* STATED PROBLEM: Report every line below that contains the word "their", copying each such line in full.

* THE INPUT:

■ ■ ■ ■

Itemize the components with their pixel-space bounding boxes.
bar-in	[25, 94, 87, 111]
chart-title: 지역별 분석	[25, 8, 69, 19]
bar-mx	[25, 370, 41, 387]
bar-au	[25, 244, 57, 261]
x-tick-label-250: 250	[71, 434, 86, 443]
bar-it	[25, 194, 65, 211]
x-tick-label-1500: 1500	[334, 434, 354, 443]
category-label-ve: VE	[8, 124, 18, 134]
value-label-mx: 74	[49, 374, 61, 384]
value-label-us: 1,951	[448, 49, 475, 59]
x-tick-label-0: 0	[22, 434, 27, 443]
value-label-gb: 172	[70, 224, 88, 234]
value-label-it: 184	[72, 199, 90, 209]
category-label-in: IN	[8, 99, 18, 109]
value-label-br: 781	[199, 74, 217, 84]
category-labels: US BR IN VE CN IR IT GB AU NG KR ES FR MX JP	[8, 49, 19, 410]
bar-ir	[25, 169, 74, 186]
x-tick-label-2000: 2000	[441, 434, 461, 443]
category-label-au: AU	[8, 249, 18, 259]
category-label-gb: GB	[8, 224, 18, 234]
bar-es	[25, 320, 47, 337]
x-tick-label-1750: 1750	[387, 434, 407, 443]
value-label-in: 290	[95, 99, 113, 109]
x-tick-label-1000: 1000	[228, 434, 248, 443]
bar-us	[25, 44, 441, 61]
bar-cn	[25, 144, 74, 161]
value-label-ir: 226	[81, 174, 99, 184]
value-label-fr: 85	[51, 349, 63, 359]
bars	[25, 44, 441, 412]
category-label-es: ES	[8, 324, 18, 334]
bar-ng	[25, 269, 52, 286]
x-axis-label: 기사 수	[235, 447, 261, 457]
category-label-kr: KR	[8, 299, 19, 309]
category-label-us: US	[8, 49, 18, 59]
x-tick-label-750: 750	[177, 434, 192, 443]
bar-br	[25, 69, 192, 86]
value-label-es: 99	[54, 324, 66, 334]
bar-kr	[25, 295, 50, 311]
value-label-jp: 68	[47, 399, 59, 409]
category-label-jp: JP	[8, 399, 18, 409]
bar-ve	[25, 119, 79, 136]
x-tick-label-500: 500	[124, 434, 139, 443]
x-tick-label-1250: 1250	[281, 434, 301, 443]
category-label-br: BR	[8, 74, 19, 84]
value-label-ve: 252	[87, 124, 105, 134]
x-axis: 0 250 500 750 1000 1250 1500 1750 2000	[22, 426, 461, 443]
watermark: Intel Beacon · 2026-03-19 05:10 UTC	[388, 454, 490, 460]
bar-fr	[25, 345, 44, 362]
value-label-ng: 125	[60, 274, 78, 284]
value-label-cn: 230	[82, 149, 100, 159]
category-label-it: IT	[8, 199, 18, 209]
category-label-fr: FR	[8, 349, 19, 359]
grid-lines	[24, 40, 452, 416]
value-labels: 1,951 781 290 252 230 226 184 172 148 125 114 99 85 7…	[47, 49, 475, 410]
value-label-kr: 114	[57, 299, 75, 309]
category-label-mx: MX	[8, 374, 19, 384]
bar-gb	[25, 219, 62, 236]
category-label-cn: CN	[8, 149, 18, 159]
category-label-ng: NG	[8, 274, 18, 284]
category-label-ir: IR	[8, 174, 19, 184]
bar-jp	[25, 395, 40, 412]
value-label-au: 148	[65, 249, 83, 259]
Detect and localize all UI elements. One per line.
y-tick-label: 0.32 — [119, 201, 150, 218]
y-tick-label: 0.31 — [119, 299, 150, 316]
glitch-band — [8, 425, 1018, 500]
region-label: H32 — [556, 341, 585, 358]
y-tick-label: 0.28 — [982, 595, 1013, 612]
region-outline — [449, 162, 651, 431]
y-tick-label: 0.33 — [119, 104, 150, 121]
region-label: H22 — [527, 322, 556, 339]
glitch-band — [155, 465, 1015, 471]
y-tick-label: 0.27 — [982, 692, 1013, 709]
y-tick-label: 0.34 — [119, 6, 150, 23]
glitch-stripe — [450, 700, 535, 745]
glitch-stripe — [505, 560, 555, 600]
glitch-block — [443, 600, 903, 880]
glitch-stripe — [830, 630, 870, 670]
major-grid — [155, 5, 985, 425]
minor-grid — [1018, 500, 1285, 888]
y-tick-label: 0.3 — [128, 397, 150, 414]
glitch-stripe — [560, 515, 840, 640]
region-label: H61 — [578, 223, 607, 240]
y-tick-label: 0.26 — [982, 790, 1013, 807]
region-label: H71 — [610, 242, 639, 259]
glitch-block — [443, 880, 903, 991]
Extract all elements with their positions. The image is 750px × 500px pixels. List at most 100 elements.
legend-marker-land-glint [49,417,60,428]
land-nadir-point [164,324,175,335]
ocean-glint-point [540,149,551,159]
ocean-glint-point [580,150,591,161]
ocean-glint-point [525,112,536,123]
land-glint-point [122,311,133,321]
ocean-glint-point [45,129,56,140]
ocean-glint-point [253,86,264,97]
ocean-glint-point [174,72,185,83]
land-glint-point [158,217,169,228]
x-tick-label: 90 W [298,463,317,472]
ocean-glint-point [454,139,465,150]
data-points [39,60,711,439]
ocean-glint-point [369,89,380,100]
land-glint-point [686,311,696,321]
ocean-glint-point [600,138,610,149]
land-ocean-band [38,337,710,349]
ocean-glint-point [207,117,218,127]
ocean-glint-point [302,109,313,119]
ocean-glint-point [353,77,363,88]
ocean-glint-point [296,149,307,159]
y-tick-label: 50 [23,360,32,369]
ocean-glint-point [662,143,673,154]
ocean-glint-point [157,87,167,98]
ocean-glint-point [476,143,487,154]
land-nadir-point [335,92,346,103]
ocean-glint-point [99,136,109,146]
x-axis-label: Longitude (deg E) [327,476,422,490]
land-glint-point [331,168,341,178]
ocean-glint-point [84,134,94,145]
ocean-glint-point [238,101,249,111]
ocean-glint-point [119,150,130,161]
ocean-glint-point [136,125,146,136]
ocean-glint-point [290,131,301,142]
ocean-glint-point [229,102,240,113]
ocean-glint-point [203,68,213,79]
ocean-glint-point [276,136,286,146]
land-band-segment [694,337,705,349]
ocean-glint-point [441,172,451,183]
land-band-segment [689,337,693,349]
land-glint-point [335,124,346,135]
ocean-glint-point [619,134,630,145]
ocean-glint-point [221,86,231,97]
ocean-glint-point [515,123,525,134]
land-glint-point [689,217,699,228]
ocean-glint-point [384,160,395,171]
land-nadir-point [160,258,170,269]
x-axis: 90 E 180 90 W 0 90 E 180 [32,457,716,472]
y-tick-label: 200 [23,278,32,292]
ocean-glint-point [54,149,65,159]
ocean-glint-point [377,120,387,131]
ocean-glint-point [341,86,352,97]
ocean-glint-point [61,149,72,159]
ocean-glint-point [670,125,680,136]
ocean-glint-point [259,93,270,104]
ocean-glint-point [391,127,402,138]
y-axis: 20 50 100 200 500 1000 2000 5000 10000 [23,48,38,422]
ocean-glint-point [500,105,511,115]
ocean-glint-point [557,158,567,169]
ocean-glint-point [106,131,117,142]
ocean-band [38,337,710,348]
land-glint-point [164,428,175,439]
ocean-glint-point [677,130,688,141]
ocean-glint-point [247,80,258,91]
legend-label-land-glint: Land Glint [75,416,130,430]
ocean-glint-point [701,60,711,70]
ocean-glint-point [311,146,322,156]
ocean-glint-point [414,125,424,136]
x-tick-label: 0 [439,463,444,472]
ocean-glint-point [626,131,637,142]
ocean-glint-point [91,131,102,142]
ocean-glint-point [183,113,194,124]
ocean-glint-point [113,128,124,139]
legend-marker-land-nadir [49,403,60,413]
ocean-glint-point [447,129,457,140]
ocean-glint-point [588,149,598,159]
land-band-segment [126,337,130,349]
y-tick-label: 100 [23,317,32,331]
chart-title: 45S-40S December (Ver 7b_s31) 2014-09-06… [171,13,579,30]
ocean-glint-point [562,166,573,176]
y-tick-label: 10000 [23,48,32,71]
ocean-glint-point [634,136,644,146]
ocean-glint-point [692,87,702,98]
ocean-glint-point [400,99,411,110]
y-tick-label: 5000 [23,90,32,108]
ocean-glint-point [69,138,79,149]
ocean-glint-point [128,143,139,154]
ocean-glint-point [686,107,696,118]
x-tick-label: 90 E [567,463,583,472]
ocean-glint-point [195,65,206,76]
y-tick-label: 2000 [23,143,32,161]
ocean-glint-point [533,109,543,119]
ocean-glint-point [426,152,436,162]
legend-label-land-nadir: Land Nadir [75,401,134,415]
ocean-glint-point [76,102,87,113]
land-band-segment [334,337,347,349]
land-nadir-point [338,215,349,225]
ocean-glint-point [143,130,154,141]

■ ■ ■ ■

* OUTPUT:
Itemize the components with their pixel-space bounding boxes.
Extract all elements with their positions. The image is 750px × 500px pixels. List at most 100 elements.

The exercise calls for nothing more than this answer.